:: EXERCISE OBJECTIVE ::
Return every entry exactly as written.

:: ENTRIES ::
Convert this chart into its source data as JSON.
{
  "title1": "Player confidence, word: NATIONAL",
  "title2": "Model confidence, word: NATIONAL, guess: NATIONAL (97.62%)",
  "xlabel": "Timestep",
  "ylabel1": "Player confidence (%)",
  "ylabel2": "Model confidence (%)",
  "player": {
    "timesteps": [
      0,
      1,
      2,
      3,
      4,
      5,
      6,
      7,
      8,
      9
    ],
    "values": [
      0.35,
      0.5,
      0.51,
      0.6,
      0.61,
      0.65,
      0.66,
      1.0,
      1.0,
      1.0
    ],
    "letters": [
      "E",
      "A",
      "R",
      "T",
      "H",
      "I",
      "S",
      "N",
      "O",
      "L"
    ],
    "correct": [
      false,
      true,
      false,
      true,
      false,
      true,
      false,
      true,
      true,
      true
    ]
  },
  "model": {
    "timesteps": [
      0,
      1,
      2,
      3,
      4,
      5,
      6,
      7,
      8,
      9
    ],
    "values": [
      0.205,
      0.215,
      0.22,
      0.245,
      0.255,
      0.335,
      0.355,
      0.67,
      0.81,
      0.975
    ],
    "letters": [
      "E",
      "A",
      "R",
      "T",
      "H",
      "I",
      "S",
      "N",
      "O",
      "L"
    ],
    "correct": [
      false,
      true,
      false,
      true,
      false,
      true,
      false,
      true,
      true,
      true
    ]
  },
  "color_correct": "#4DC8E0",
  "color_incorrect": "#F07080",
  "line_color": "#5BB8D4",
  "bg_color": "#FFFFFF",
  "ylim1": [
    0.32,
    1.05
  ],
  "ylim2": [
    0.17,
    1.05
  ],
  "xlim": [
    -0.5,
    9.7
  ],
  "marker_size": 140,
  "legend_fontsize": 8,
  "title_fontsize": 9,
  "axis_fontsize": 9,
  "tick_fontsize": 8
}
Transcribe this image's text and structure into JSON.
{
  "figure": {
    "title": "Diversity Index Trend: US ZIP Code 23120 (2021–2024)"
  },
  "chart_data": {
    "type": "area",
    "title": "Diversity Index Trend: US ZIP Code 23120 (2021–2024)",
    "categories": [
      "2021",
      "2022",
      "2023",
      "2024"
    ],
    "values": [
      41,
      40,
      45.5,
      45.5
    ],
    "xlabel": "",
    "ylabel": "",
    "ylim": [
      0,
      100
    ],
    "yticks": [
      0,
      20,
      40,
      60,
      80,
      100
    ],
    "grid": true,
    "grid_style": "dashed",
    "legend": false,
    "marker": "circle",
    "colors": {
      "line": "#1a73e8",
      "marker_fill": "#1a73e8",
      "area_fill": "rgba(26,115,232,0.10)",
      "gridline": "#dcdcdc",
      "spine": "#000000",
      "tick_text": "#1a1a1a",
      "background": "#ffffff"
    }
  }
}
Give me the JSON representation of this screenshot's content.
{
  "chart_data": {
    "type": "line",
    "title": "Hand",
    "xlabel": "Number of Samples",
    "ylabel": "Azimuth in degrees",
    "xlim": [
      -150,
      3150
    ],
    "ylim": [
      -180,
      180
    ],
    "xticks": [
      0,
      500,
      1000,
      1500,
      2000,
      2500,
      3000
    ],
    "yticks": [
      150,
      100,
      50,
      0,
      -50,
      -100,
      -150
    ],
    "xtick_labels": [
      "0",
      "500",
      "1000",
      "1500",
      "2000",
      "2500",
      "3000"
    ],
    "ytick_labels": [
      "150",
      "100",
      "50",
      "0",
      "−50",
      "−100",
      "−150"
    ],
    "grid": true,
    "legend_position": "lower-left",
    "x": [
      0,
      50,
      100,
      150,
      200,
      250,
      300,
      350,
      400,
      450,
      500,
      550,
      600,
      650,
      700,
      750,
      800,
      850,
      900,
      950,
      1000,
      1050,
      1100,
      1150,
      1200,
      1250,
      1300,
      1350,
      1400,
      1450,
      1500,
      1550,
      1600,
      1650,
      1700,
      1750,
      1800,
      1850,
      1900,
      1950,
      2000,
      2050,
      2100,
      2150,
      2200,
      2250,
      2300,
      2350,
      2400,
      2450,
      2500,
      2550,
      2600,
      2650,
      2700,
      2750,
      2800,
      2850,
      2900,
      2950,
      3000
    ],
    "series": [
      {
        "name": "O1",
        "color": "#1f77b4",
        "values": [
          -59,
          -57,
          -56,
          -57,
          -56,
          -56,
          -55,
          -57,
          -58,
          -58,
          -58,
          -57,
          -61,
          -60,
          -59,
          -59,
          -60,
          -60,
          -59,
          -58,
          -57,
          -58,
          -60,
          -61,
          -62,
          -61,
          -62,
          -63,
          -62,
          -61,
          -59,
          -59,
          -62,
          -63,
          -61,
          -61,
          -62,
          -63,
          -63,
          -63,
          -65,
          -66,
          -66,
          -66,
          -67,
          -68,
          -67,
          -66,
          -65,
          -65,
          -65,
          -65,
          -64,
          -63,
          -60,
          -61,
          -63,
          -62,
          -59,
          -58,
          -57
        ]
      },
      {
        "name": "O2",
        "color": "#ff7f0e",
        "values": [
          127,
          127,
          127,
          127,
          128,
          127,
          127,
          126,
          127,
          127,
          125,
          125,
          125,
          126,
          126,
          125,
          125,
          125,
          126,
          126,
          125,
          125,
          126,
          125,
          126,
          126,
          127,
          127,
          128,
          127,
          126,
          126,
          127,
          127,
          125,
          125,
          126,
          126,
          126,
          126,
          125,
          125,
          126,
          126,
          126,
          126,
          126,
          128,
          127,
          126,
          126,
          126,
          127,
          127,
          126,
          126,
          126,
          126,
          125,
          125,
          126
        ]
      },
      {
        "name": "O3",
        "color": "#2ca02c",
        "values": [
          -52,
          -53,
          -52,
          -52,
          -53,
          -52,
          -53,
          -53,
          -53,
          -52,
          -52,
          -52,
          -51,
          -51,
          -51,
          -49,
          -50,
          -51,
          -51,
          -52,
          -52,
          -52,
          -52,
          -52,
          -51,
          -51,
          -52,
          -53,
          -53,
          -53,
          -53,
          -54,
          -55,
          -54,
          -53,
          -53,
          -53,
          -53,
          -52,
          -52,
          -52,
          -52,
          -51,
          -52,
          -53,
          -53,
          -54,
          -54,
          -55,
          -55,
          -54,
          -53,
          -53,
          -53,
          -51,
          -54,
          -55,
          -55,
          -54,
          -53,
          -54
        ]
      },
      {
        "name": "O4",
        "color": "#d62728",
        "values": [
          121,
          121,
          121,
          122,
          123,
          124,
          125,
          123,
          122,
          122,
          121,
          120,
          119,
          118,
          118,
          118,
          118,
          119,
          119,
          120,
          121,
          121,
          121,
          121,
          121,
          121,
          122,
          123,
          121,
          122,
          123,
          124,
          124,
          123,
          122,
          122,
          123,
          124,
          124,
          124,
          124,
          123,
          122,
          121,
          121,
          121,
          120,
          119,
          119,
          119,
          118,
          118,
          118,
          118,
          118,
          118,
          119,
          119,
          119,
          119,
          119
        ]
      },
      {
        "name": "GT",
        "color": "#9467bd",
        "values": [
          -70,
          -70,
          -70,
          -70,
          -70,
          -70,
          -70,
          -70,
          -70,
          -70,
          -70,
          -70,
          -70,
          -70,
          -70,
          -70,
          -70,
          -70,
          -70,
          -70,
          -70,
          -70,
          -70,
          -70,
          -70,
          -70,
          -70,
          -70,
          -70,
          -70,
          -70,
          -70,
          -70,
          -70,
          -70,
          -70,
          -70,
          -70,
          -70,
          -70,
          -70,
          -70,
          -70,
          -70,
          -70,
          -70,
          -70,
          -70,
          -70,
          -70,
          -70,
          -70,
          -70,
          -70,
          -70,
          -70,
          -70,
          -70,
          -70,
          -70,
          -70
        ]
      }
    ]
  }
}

:: CORRECT RESULT ::
Convert this chart into its source data as JSON.
{
  "title1": "Player confidence, word: NATIONAL",
  "title2": "Model confidence, word: NATIONAL, guess: NATIONAL (97.62%)",
  "xlabel": "Timestep",
  "ylabel1": "Player confidence (%)",
  "ylabel2": "Model confidence (%)",
  "player": {
    "timesteps": [
      0,
      1,
      2,
      3,
      4,
      5,
      6,
      7,
      8,
      9
    ],
    "values": [
      0.35,
      0.5,
      0.51,
      0.6,
      0.61,
      0.65,
      0.66,
      1.0,
      1.0,
      1.0
    ],
    "letters": [
      "E",
      "A",
      "R",
      "T",
      "H",
      "I",
      "S",
      "N",
      "O",
      "L"
    ],
    "correct": [
      false,
      true,
      false,
      true,
      false,
      true,
      false,
      true,
      true,
      true
    ]
  },
  "model": {
    "timesteps": [
      0,
      1,
      2,
      3,
      4,
      5,
      6,
      7,
      8,
      9
    ],
    "values": [
      0.205,
      0.215,
      0.22,
      0.245,
      0.255,
      0.335,
      0.355,
      0.67,
      0.81,
      0.975
    ],
    "letters": [
      "E",
      "A",
      "R",
      "T",
      "H",
      "I",
      "S",
      "N",
      "O",
      "L"
    ],
    "correct": [
      false,
      true,
      false,
      true,
      false,
      true,
      false,
      true,
      true,
      true
    ]
  },
  "color_correct": "#4DC8E0",
  "color_incorrect": "#F07080",
  "line_color": "#5BB8D4",
  "bg_color": "#FFFFFF",
  "ylim1": [
    0.32,
    1.05
  ],
  "ylim2": [
    0.17,
    1.05
  ],
  "xlim": [
    -0.5,
    9.7
  ],
  "marker_size": 140,
  "legend_fontsize": 8,
  "title_fontsize": 9,
  "axis_fontsize": 9,
  "tick_fontsize": 8
}
Transcribe this image's text and structure into JSON.
{
  "figure": {
    "title": "Diversity Index Trend: US ZIP Code 23120 (2021–2024)"
  },
  "chart_data": {
    "type": "area",
    "title": "Diversity Index Trend: US ZIP Code 23120 (2021–2024)",
    "categories": [
      "2021",
      "2022",
      "2023",
      "2024"
    ],
    "values": [
      41,
      40,
      45.5,
      45.5
    ],
    "xlabel": "",
    "ylabel": "",
    "ylim": [
      0,
      100
    ],
    "yticks": [
      0,
      20,
      40,
      60,
      80,
      100
    ],
    "grid": true,
    "grid_style": "dashed",
    "legend": false,
    "marker": "circle",
    "colors": {
      "line": "#1a73e8",
      "marker_fill": "#1a73e8",
      "area_fill": "rgba(26,115,232,0.10)",
      "gridline": "#dcdcdc",
      "spine": "#000000",
      "tick_text": "#1a1a1a",
      "background": "#ffffff"
    }
  }
}
Give me the JSON representation of this screenshot's content.
{
  "chart_data": {
    "type": "line",
    "title": "Hand",
    "xlabel": "Number of Samples",
    "ylabel": "Azimuth in degrees",
    "xlim": [
      -150,
      3150
    ],
    "ylim": [
      -180,
      180
    ],
    "xticks": [
      0,
      500,
      1000,
      1500,
      2000,
      2500,
      3000
    ],
    "yticks": [
      150,
      100,
      50,
      0,
      -50,
      -100,
      -150
    ],
    "xtick_labels": [
      "0",
      "500",
      "1000",
      "1500",
      "2000",
      "2500",
      "3000"
    ],
    "ytick_labels": [
      "150",
      "100",
      "50",
      "0",
      "−50",
      "−100",
      "−150"
    ],
    "grid": true,
    "legend_position": "lower-left",
    "x": [
      0,
      50,
      100,
      150,
      200,
      250,
      300,
      350,
      400,
      450,
      500,
      550,
      600,
      650,
      700,
      750,
      800,
      850,
      900,
      950,
      1000,
      1050,
      1100,
      1150,
      1200,
      1250,
      1300,
      1350,
      1400,
      1450,
      1500,
      1550,
      1600,
      1650,
      1700,
      1750,
      1800,
      1850,
      1900,
      1950,
      2000,
      2050,
      2100,
      2150,
      2200,
      2250,
      2300,
      2350,
      2400,
      2450,
      2500,
      2550,
      2600,
      2650,
      2700,
      2750,
      2800,
      2850,
      2900,
      2950,
      3000
    ],
    "series": [
      {
        "name": "O1",
        "color": "#1f77b4",
        "values": [
          -59,
          -57,
          -56,
          -57,
          -56,
          -56,
          -55,
          -57,
          -58,
          -58,
          -58,
          -57,
          -61,
          -60,
          -59,
          -59,
          -60,
          -60,
          -59,
          -58,
          -57,
          -58,
          -60,
          -61,
          -62,
          -61,
          -62,
          -63,
          -62,
          -61,
          -59,
          -59,
          -62,
          -63,
          -61,
          -61,
          -62,
          -63,
          -63,
          -63,
          -65,
          -66,
          -66,
          -66,
          -67,
          -68,
          -67,
          -66,
          -65,
          -65,
          -65,
          -65,
          -64,
          -63,
          -60,
          -61,
          -63,
          -62,
          -59,
          -58,
          -57
        ]
      },
      {
        "name": "O2",
        "color": "#ff7f0e",
        "values": [
          127,
          127,
          127,
          127,
          128,
          127,
          127,
          126,
          127,
          127,
          125,
          125,
          125,
          126,
          126,
          125,
          125,
          125,
          126,
          126,
          125,
          125,
          126,
          125,
          126,
          126,
          127,
          127,
          128,
          127,
          126,
          126,
          127,
          127,
          125,
          125,
          126,
          126,
          126,
          126,
          125,
          125,
          126,
          126,
          126,
          126,
          126,
          128,
          127,
          126,
          126,
          126,
          127,
          127,
          126,
          126,
          126,
          126,
          125,
          125,
          126
        ]
      },
      {
        "name": "O3",
        "color": "#2ca02c",
        "values": [
          -52,
          -53,
          -52,
          -52,
          -53,
          -52,
          -53,
          -53,
          -53,
          -52,
          -52,
          -52,
          -51,
          -51,
          -51,
          -49,
          -50,
          -51,
          -51,
          -52,
          -52,
          -52,
          -52,
          -52,
          -51,
          -51,
          -52,
          -53,
          -53,
          -53,
          -53,
          -54,
          -55,
          -54,
          -53,
          -53,
          -53,
          -53,
          -52,
          -52,
          -52,
          -52,
          -51,
          -52,
          -53,
          -53,
          -54,
          -54,
          -55,
          -55,
          -54,
          -53,
          -53,
          -53,
          -51,
          -54,
          -55,
          -55,
          -54,
          -53,
          -54
        ]
      },
      {
        "name": "O4",
        "color": "#d62728",
        "values": [
          121,
          121,
          121,
          122,
          123,
          124,
          125,
          123,
          122,
          122,
          121,
          120,
          119,
          118,
          118,
          118,
          118,
          119,
          119,
          120,
          121,
          121,
          121,
          121,
          121,
          121,
          122,
          123,
          121,
          122,
          123,
          124,
          124,
          123,
          122,
          122,
          123,
          124,
          124,
          124,
          124,
          123,
          122,
          121,
          121,
          121,
          120,
          119,
          119,
          119,
          118,
          118,
          118,
          118,
          118,
          118,
          119,
          119,
          119,
          119,
          119
        ]
      },
      {
        "name": "GT",
        "color": "#9467bd",
        "values": [
          -70,
          -70,
          -70,
          -70,
          -70,
          -70,
          -70,
          -70,
          -70,
          -70,
          -70,
          -70,
          -70,
          -70,
          -70,
          -70,
          -70,
          -70,
          -70,
          -70,
          -70,
          -70,
          -70,
          -70,
          -70,
          -70,
          -70,
          -70,
          -70,
          -70,
          -70,
          -70,
          -70,
          -70,
          -70,
          -70,
          -70,
          -70,
          -70,
          -70,
          -70,
          -70,
          -70,
          -70,
          -70,
          -70,
          -70,
          -70,
          -70,
          -70,
          -70,
          -70,
          -70,
          -70,
          -70,
          -70,
          -70,
          -70,
          -70,
          -70,
          -70
        ]
      }
    ]
  }
}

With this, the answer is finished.